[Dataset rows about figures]
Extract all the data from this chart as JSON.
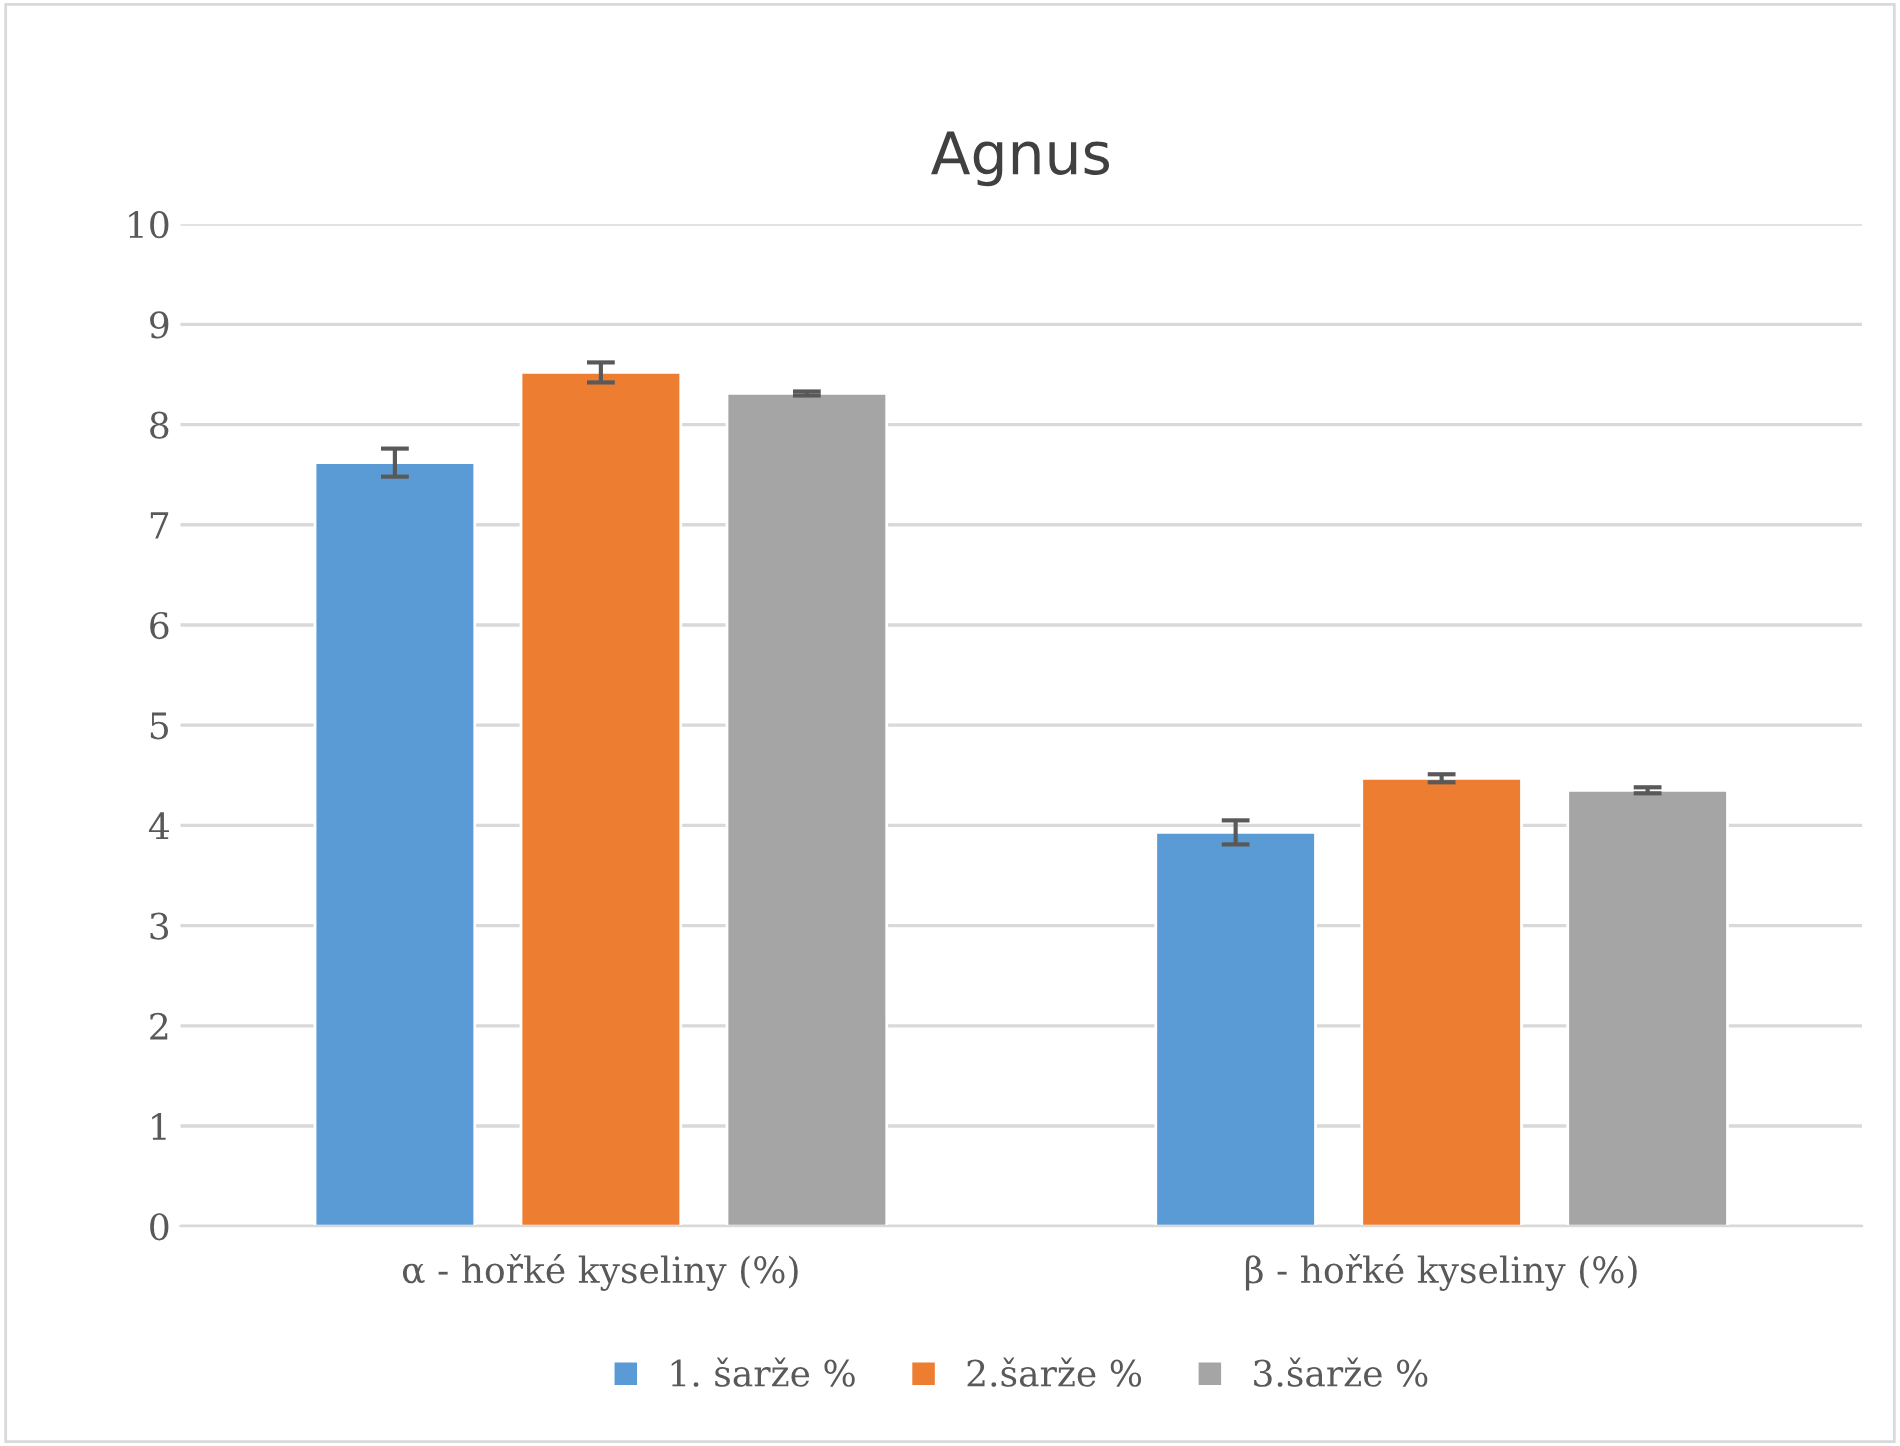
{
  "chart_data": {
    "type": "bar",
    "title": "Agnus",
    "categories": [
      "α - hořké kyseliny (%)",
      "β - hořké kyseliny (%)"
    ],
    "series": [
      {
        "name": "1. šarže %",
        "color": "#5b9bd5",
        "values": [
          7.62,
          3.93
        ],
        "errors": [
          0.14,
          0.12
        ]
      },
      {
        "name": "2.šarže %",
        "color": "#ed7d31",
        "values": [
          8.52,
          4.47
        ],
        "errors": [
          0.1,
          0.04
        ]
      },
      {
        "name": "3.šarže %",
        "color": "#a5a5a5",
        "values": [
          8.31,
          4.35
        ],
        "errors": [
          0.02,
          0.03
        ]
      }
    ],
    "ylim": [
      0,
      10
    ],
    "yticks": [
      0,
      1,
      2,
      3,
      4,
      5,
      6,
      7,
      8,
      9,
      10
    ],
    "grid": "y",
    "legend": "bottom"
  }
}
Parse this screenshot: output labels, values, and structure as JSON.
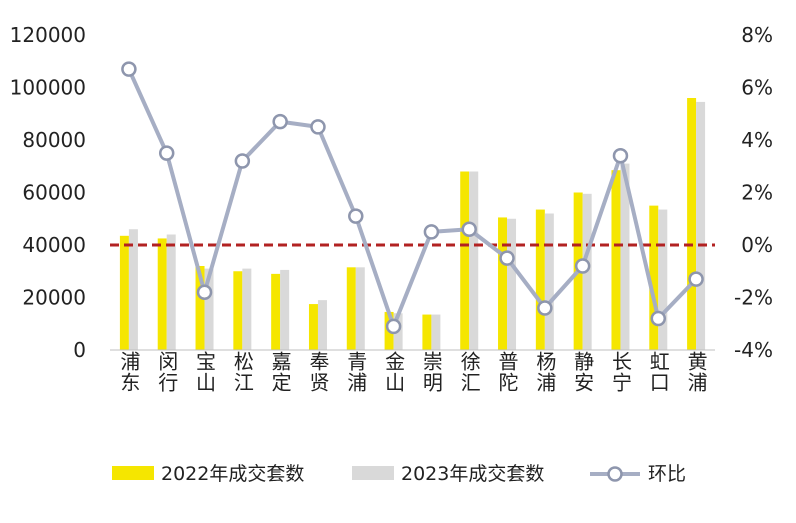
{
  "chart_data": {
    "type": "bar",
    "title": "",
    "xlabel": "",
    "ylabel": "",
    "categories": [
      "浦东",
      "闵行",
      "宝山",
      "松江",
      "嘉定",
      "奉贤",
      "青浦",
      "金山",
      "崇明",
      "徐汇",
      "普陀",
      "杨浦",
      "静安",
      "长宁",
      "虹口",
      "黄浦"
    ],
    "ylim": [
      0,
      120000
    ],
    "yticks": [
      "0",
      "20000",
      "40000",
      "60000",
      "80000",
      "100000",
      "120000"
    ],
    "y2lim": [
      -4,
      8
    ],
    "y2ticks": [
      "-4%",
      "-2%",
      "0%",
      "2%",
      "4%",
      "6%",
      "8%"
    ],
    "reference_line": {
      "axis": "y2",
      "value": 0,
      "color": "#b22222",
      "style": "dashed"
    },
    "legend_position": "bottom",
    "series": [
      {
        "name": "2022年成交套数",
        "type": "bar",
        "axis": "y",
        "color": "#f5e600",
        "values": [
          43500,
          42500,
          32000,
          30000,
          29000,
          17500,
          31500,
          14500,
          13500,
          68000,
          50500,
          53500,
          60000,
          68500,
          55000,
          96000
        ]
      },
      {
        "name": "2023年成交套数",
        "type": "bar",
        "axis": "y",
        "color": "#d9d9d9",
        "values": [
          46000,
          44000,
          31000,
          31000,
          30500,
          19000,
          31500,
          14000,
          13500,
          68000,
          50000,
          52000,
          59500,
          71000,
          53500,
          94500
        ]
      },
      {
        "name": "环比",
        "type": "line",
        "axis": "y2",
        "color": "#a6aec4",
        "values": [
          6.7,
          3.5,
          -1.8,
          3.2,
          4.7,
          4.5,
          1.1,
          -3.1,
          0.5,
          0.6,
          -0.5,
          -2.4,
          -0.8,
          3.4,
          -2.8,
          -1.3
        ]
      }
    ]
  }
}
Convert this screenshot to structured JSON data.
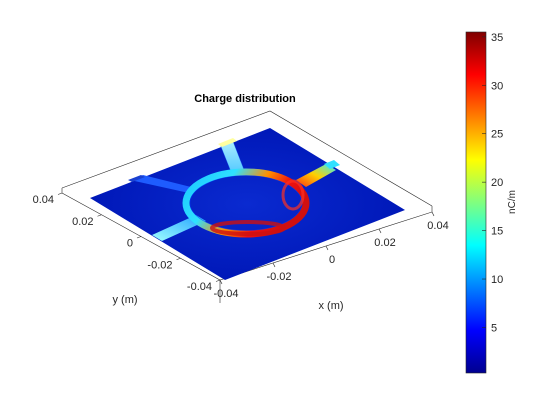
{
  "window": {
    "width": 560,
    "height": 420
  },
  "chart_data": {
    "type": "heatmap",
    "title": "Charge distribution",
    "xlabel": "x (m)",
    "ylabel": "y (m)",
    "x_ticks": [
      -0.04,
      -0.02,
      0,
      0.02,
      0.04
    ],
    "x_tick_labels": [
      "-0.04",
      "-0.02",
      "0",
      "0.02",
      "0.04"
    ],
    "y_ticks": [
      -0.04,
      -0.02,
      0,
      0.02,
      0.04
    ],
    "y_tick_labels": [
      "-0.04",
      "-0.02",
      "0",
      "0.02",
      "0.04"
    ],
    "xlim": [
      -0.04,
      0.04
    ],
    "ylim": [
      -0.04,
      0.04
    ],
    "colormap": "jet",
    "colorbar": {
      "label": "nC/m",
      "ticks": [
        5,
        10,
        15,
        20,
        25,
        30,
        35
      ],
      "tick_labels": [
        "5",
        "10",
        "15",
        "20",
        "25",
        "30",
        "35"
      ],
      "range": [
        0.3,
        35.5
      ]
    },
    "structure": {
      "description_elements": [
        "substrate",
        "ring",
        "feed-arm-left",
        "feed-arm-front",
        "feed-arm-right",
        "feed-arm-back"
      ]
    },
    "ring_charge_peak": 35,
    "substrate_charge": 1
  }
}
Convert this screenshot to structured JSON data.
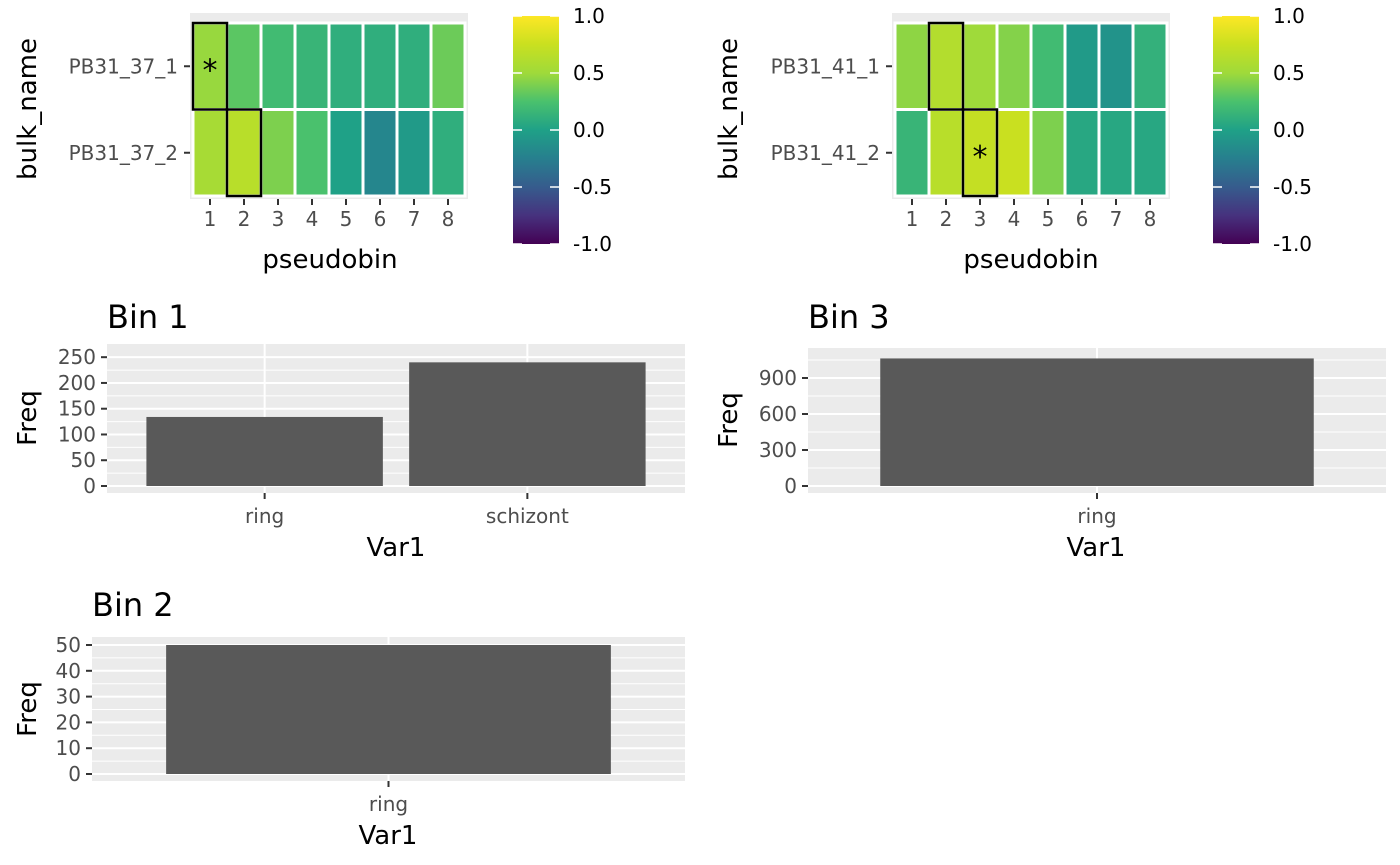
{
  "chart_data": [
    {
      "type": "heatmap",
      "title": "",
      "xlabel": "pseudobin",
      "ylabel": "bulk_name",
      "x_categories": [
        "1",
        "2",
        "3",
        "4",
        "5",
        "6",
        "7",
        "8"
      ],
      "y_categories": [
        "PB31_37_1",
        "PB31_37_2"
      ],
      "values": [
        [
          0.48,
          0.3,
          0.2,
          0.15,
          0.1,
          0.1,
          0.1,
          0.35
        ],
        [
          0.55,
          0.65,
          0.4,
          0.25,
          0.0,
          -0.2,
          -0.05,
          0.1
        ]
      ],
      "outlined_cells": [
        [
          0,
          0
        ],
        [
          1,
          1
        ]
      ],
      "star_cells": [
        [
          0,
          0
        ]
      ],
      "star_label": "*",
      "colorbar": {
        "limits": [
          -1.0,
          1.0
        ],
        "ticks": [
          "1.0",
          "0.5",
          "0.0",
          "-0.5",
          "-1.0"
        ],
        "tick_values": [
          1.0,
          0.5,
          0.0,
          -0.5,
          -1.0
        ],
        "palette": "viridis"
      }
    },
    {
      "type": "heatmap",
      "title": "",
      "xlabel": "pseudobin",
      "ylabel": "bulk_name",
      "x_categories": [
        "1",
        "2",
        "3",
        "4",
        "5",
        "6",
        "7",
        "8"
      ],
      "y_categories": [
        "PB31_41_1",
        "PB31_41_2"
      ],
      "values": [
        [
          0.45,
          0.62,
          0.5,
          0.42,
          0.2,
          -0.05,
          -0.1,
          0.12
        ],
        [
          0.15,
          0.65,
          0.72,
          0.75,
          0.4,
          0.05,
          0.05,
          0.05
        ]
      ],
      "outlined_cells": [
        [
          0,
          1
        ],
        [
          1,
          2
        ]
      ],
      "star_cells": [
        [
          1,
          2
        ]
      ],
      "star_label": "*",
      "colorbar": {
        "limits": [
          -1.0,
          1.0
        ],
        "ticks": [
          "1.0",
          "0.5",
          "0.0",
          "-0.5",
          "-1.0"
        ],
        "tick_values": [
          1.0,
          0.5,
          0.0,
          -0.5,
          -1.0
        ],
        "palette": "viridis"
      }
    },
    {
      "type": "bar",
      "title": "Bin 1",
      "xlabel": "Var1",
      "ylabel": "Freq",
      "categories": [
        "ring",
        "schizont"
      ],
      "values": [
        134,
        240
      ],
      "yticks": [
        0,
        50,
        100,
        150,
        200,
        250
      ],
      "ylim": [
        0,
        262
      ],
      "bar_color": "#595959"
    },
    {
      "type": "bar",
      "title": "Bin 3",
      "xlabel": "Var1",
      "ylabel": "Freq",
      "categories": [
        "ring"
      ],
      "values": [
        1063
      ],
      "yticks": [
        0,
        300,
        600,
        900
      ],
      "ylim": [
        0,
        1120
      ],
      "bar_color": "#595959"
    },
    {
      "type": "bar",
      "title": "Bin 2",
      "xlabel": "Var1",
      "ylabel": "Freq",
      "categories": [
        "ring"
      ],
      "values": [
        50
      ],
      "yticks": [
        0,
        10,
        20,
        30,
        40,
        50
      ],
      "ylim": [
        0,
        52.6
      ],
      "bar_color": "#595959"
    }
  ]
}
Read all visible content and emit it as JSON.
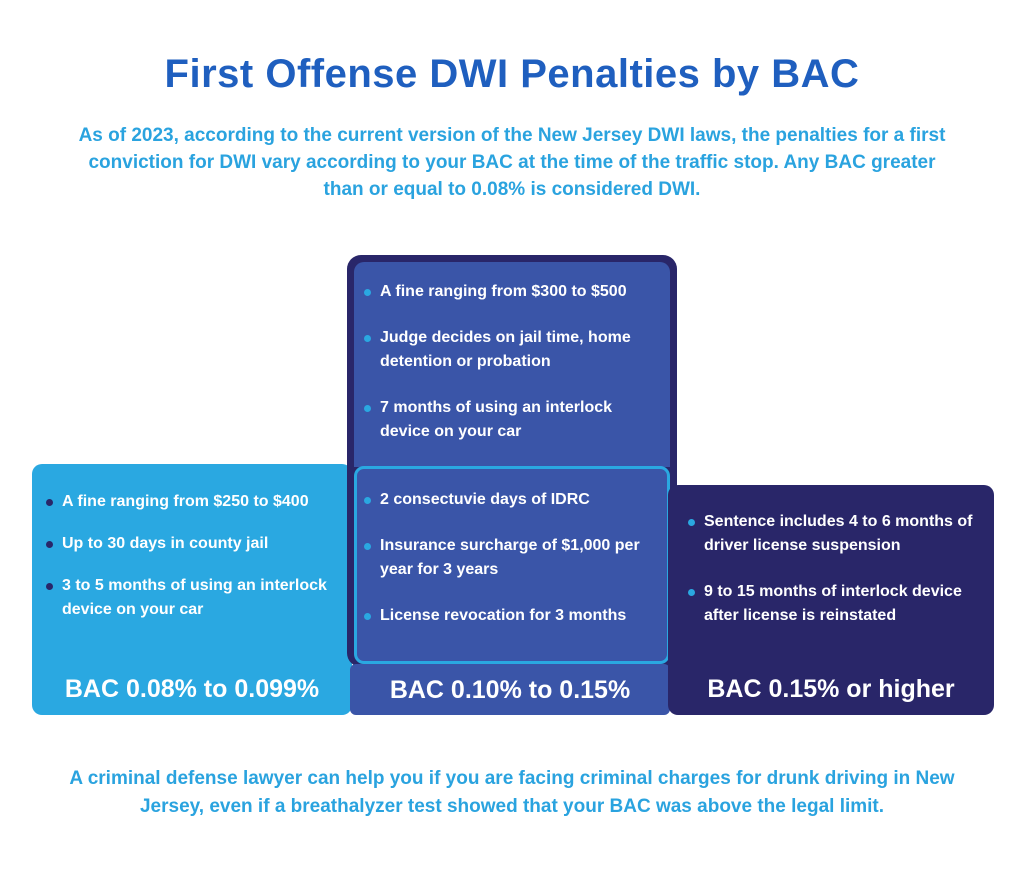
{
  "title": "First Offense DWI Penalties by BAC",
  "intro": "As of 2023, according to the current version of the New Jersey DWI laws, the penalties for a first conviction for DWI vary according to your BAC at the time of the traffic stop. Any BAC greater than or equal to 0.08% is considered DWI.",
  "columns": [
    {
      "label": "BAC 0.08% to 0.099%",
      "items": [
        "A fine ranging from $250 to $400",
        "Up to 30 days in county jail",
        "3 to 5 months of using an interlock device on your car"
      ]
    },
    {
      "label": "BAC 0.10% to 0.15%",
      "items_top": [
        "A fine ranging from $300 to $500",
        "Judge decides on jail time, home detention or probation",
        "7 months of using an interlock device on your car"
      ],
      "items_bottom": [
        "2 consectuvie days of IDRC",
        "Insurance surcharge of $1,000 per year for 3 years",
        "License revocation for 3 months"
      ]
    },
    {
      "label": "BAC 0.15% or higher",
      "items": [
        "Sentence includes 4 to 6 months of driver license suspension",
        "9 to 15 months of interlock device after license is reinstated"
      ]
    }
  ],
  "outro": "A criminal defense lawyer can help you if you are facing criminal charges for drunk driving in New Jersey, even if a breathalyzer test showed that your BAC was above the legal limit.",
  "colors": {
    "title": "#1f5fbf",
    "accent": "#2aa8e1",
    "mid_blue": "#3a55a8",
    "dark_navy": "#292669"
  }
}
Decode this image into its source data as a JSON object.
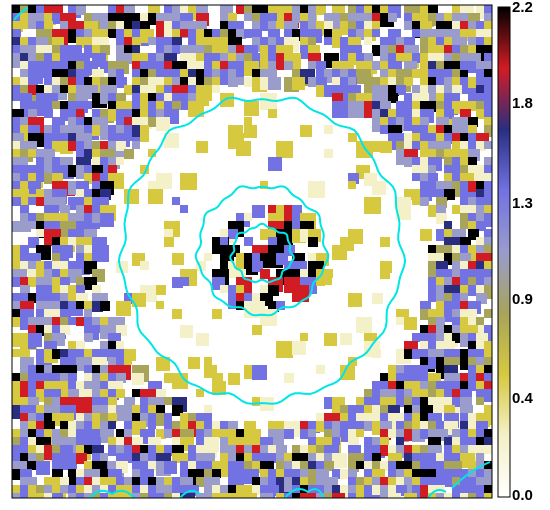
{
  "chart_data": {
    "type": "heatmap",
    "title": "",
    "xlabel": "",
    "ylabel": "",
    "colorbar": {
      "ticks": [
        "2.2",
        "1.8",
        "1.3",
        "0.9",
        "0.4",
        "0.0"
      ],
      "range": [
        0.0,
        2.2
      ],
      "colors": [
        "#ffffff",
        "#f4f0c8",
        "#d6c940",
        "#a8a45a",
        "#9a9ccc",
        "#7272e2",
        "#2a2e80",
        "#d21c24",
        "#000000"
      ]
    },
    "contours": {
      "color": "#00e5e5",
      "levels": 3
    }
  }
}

YOUR OBJECTIVE:
State only the count of lines above that hold the string "JSON".

SOLUTION:
6